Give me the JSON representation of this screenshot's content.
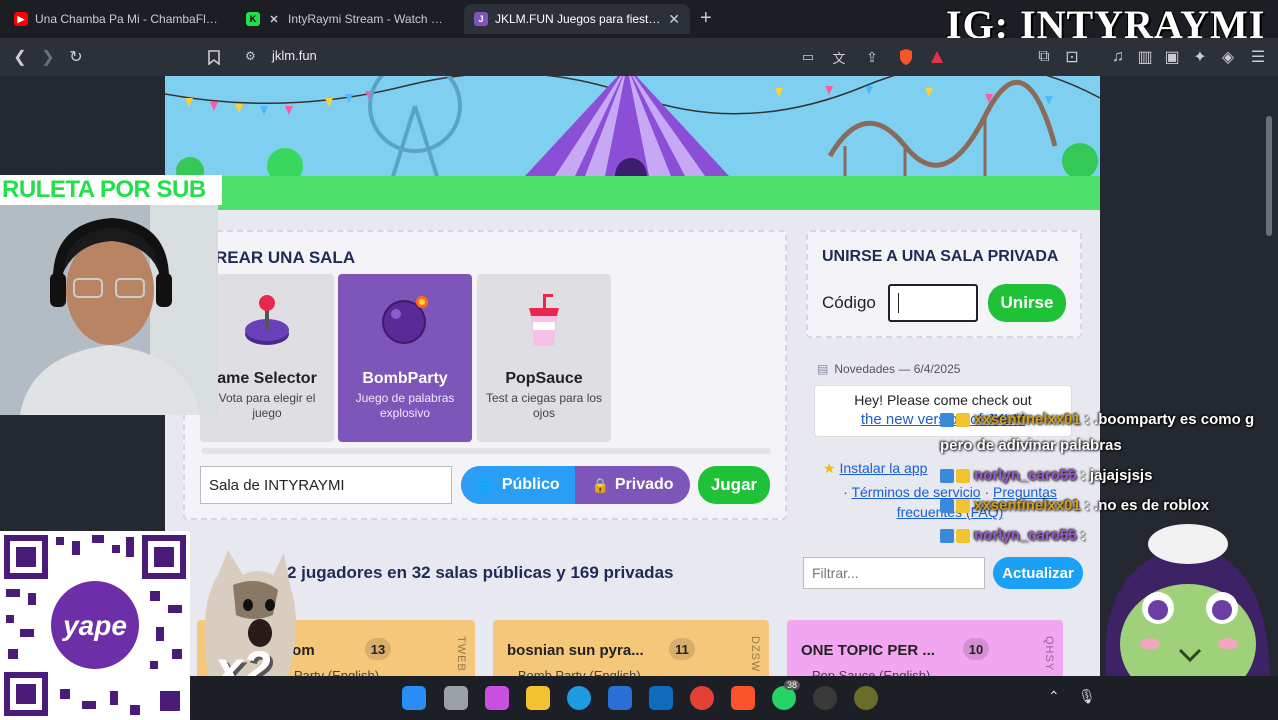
{
  "tabs": [
    {
      "label": "Una Chamba Pa Mi - ChambaFlow (P...",
      "favicon": "youtube-icon",
      "color": "#ff0000"
    },
    {
      "label": "IntyRaymi Stream - Watch Live on...",
      "favicon": "kick-icon",
      "color": "#22e04a"
    },
    {
      "label": "JKLM.FUN Juegos para fiestas en...",
      "favicon": "jklm-icon",
      "color": "#7e55b8",
      "active": true
    }
  ],
  "watermark": "IG: INTYRAYMI",
  "address_bar": {
    "url": "jklm.fun"
  },
  "create_room": {
    "title": "REAR UNA SALA",
    "games": [
      {
        "name": "ame Selector",
        "desc": "Vota para elegir el juego",
        "icon": "joystick-icon"
      },
      {
        "name": "BombParty",
        "desc": "Juego de palabras explosivo",
        "icon": "bomb-icon",
        "selected": true
      },
      {
        "name": "PopSauce",
        "desc": "Test a ciegas para los ojos",
        "icon": "drink-cup-icon"
      }
    ],
    "room_name": "Sala de INTYRAYMI",
    "public_label": "Público",
    "private_label": "Privado",
    "play_label": "Jugar"
  },
  "join_room": {
    "title": "UNIRSE A UNA SALA PRIVADA",
    "code_label": "Código",
    "code_value": "",
    "join_label": "Unirse"
  },
  "news": {
    "header": "Novedades — 6/4/2025",
    "text": "Hey! Please come check out",
    "link": "the new version of JKLM"
  },
  "links": {
    "install": "Instalar la app",
    "terms": "Términos de servicio",
    "sep": " · ",
    "faq": "Preguntas frecuentes (FAQ)"
  },
  "rooms": {
    "summary": "2 jugadores en 32 salas públicas y 169 privadas",
    "filter_placeholder": "Filtrar...",
    "refresh_label": "Actualizar",
    "items": [
      {
        "name": "oom",
        "count": "13",
        "sub": "...Party (English)",
        "code": "TWEB",
        "color": "#f5c77a"
      },
      {
        "name": "bosnian sun pyra...",
        "count": "11",
        "sub": "...Bomb Party (English)",
        "code": "DZSW",
        "color": "#f5c77a"
      },
      {
        "name": "ONE TOPIC PER ...",
        "count": "10",
        "sub": "...Pop Sauce (English)",
        "code": "QHSY",
        "color": "#f2a5f0"
      }
    ]
  },
  "overlays": {
    "ruleta": "RULETA POR SUB",
    "multiplier": "x2",
    "qr_brand": "yape",
    "chat": [
      {
        "user": "xxsentinelxx01",
        "msg": ": .boomparty es como g",
        "user_color": "#d4a017"
      },
      {
        "user": "",
        "msg": "pero de adivinar palabras",
        "user_color": "#ffffff"
      },
      {
        "user": "norlyn_caro55",
        "msg": ": jajajsjsjs",
        "user_color": "#9b59d0"
      },
      {
        "user": "xxsentinelxx01",
        "msg": ": .no es de roblox",
        "user_color": "#d4a017"
      },
      {
        "user": "norlyn_caro55",
        "msg": ":",
        "user_color": "#9b59d0"
      }
    ]
  },
  "taskbar": {
    "whatsapp_badge": "38"
  }
}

-=-=-

WHAT YOU ARE ASKED TO DO: Of the lines in the entries, how many include the word "desc"? State only the number.

OUTPUT: 3